> WORKING DATA:
>>>>>
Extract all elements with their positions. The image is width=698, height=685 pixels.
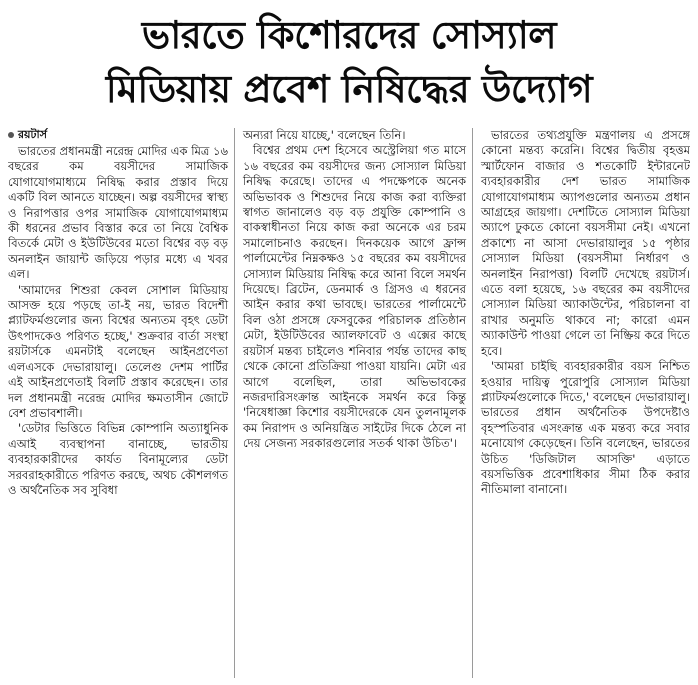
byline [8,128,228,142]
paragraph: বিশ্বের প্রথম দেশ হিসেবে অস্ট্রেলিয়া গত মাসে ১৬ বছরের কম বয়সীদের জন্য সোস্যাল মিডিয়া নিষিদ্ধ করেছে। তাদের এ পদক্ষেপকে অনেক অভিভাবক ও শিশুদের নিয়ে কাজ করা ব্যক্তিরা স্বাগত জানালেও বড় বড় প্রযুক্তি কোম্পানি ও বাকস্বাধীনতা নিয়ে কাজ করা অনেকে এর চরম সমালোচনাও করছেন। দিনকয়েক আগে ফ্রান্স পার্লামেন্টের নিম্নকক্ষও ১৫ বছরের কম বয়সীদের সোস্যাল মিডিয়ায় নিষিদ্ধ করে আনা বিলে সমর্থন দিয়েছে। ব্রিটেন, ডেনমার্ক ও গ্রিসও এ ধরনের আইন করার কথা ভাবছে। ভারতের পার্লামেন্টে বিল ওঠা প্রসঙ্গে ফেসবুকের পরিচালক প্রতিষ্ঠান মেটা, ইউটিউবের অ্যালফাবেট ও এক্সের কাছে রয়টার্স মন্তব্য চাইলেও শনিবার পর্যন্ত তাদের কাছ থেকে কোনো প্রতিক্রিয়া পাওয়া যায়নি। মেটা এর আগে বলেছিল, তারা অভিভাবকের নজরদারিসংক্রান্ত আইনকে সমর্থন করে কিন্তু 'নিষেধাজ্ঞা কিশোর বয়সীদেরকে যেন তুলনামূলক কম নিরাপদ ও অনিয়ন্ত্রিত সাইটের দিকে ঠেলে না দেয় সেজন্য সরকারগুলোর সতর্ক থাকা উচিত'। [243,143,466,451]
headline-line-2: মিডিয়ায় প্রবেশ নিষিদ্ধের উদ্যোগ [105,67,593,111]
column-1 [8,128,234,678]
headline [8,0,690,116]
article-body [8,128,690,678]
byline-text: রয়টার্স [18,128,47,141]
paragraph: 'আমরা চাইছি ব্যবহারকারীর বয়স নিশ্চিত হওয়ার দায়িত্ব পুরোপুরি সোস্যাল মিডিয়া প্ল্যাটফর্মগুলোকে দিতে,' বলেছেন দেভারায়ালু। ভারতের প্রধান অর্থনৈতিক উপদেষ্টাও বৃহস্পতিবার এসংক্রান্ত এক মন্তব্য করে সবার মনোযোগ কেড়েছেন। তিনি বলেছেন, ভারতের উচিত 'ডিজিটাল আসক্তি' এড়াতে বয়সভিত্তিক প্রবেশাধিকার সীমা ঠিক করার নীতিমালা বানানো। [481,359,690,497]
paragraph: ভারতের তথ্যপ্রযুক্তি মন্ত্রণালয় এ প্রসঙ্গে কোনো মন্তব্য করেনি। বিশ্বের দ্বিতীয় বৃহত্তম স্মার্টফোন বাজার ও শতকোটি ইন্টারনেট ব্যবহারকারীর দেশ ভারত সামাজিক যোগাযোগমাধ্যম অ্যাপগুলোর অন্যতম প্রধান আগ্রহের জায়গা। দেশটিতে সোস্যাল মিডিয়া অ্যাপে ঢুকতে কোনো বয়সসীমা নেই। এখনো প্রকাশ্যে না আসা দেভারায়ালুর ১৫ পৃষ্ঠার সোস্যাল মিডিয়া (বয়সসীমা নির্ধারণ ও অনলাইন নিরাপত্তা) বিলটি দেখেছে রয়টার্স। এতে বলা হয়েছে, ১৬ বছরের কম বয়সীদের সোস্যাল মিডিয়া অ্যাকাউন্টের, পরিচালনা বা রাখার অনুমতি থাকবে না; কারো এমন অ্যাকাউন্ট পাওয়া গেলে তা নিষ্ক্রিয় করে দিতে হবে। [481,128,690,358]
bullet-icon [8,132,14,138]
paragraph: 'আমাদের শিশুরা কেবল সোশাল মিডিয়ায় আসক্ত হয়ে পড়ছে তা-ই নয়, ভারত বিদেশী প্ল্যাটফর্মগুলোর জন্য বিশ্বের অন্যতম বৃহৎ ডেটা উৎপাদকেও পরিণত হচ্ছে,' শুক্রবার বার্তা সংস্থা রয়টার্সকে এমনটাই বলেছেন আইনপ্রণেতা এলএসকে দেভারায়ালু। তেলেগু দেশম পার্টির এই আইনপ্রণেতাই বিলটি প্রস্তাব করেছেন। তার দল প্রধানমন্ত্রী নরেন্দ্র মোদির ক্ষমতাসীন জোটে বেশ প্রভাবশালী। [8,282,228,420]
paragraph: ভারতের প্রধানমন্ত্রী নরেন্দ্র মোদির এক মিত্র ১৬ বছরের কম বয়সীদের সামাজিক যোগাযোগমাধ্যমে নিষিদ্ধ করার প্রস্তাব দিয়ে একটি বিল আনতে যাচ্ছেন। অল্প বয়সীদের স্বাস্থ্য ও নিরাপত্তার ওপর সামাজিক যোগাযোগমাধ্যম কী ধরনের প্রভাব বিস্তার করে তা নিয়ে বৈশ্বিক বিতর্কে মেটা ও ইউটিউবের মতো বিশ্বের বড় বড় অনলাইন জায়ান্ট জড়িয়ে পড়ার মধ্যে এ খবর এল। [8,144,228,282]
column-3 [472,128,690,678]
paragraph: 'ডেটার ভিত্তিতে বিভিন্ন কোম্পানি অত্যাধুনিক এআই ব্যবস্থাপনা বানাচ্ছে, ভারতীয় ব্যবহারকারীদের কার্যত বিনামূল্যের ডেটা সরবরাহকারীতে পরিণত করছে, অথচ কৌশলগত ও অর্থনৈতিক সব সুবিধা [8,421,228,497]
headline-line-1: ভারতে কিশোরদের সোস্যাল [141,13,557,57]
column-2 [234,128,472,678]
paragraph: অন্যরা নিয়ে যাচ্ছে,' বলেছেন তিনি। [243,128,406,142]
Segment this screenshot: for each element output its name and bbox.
<<<<<
Render the part of the data that opens with the line containing "byline [8,128,228,142]" and closes with the line containing "paragraph: 'আমরা চাইছি" as a Markdown table with the columns Index and Text, numbering each line and leaving out blank lines.

| Index | Text |
|---|---|
| 1 | byline [8,128,228,142] |
| 2 | paragraph: বিশ্বের প্রথম দেশ হিসেবে অস্ট্রেলিয়া গত মাসে ১৬ বছরের কম বয়সীদের জন্য সোস্যাল মিডিয়া নিষিদ্ধ করেছে। তাদের এ পদক্ষেপকে অনেক অভিভাবক ও শিশুদের নিয়ে কাজ করা ব্যক্তিরা স্বাগত জানালেও বড় বড় প্রযুক্তি কোম্পানি ও বাকস্বাধীনতা নিয়ে কাজ করা অনেকে এর চরম সমালোচনাও করছেন। দিনকয়েক আগে ফ্রান্স পার্লামেন্টের নিম্নকক্ষও ১৫ বছরের কম বয়সীদের সোস্যাল মিডিয়ায় নিষিদ্ধ করে আনা বিলে সমর্থন দিয়েছে। ব্রিটেন, ডেনমার্ক ও গ্রিসও এ ধরনের আইন করার কথা ভাবছে। ভারতের পার্লামেন্টে বিল ওঠা প্রসঙ্গে ফেসবুকের পরিচালক প্রতিষ্ঠান মেটা, ইউটিউবের অ্যালফাবেট ও এক্সের কাছে রয়টার্স মন্তব্য চাইলেও শনিবার পর্যন্ত তাদের কাছ থেকে কোনো প্রতিক্রিয়া পাওয়া যায়নি। মেটা এর আগে বলেছিল, তারা অভিভাবকের নজরদারিসংক্রান্ত আইনকে সমর্থন করে কিন্তু 'নিষেধাজ্ঞা কিশোর বয়সীদেরকে যেন তুলনামূলক কম নিরাপদ ও অনিয়ন্ত্রিত সাইটের দিকে ঠেলে না দেয় সেজন্য সরকারগুলোর সতর্ক থাকা উচিত'। [243,143,466,451] |
| 3 | headline-line-2: মিডিয়ায় প্রবেশ নিষিদ্ধের উদ্যোগ [105,67,593,111] |
| 4 | column-1 [8,128,234,678] |
| 5 | headline [8,0,690,116] |
| 6 | article-body [8,128,690,678] |
| 7 | byline-text: রয়টার্স [18,128,47,141] |
| 8 | paragraph: 'আমরা চাইছি ব্যবহারকারীর বয়স নিশ্চিত হওয়ার দায়িত্ব পুরোপুরি সোস্যাল মিডিয়া প্ল্যাটফর্মগুলোকে দিতে,' বলেছেন দেভারায়ালু। ভারতের প্রধান অর্থনৈতিক উপদেষ্টাও বৃহস্পতিবার এসংক্রান্ত এক মন্তব্য করে সবার মনোযোগ কেড়েছেন। তিনি বলেছেন, ভারতের উচিত 'ডিজিটাল আসক্তি' এড়াতে বয়সভিত্তিক প্রবেশাধিকার সীমা ঠিক করার নীতিমালা বানানো। [481,359,690,497] |